Pick every line from the data that holds the word "Illinois".

## BEGIN MATERIAL FOR THIS EXERCISE

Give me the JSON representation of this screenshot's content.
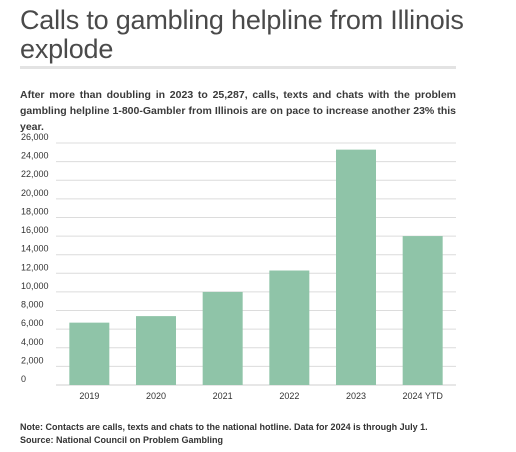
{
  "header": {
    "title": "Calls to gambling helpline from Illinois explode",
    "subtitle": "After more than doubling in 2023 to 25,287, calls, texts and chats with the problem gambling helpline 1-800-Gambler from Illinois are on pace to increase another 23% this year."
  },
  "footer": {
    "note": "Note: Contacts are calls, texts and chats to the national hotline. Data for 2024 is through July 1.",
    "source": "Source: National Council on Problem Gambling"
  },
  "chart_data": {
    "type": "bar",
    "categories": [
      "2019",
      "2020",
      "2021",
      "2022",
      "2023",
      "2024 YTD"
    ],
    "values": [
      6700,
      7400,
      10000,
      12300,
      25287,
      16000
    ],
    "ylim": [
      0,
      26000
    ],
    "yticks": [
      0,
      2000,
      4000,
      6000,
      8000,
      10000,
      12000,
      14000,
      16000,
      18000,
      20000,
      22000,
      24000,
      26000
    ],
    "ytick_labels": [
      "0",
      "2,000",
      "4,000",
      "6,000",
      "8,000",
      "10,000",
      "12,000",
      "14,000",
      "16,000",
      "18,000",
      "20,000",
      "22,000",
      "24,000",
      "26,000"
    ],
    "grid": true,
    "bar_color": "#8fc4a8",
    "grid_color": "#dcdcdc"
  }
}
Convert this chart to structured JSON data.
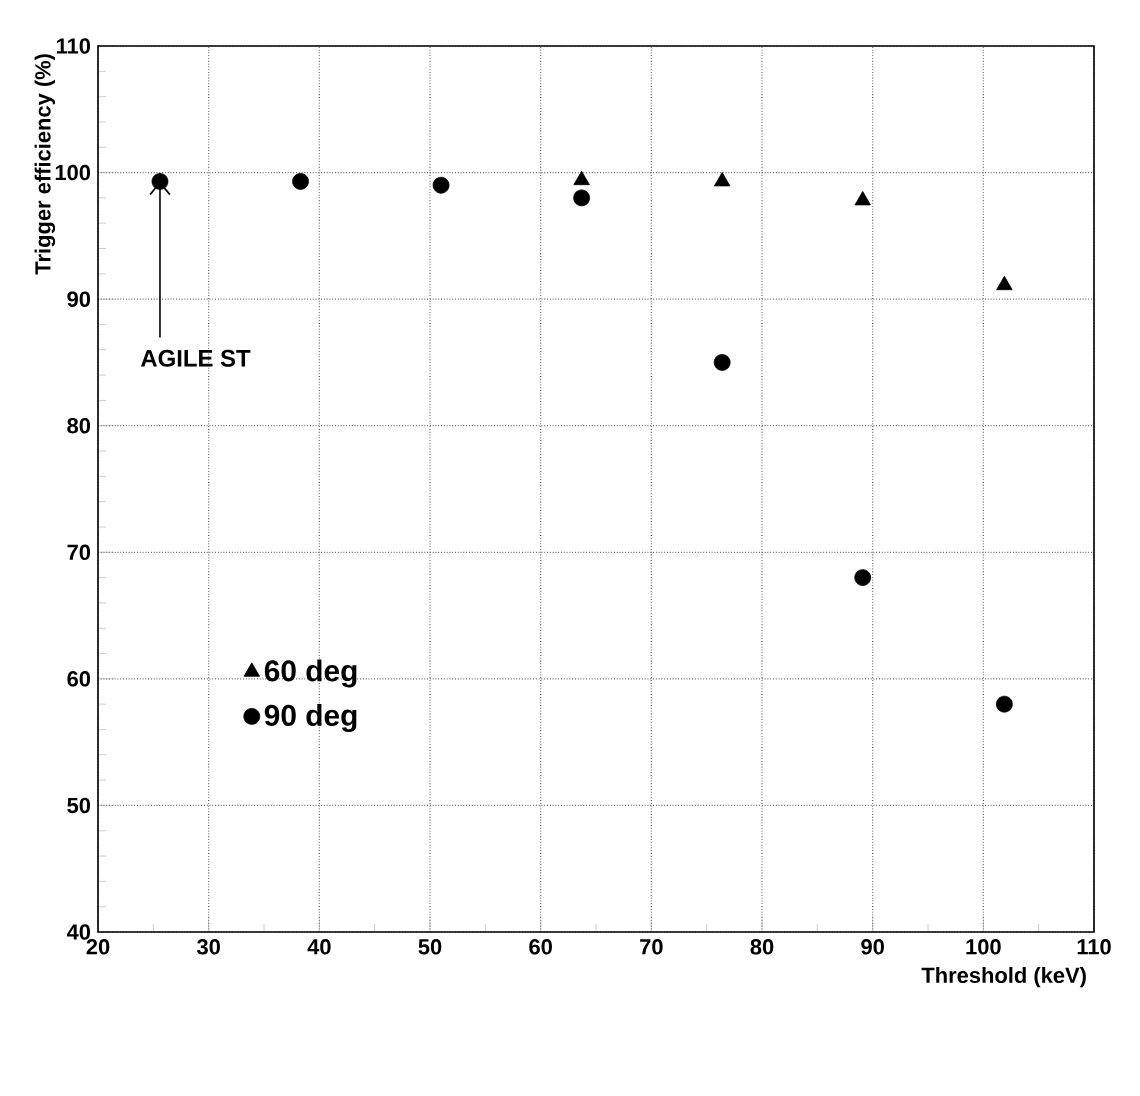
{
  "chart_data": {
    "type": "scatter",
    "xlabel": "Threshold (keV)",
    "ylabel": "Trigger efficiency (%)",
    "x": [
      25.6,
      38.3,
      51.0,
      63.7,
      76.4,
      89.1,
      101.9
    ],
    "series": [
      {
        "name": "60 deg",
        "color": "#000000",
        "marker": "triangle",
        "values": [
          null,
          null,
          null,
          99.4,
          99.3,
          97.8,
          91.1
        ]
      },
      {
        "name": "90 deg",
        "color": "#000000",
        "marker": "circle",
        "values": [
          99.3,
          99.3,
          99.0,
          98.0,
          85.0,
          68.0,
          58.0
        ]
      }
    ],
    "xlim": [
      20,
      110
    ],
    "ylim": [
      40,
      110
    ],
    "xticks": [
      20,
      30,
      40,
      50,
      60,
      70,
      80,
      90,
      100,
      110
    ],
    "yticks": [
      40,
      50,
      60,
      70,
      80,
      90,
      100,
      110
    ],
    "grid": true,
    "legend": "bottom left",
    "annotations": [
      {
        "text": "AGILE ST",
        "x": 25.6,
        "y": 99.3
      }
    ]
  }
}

## END MATERIAL FOR THIS EXERCISE

### RESULT FOR THIS TASK
    "title": "Calls to gambling helpline from Illinois explode",
    "subtitle": "After more than doubling in 2023 to 25,287, calls, texts and chats with the problem gambling helpline 1-800-Gambler from Illinois are on pace to increase another 23% this year."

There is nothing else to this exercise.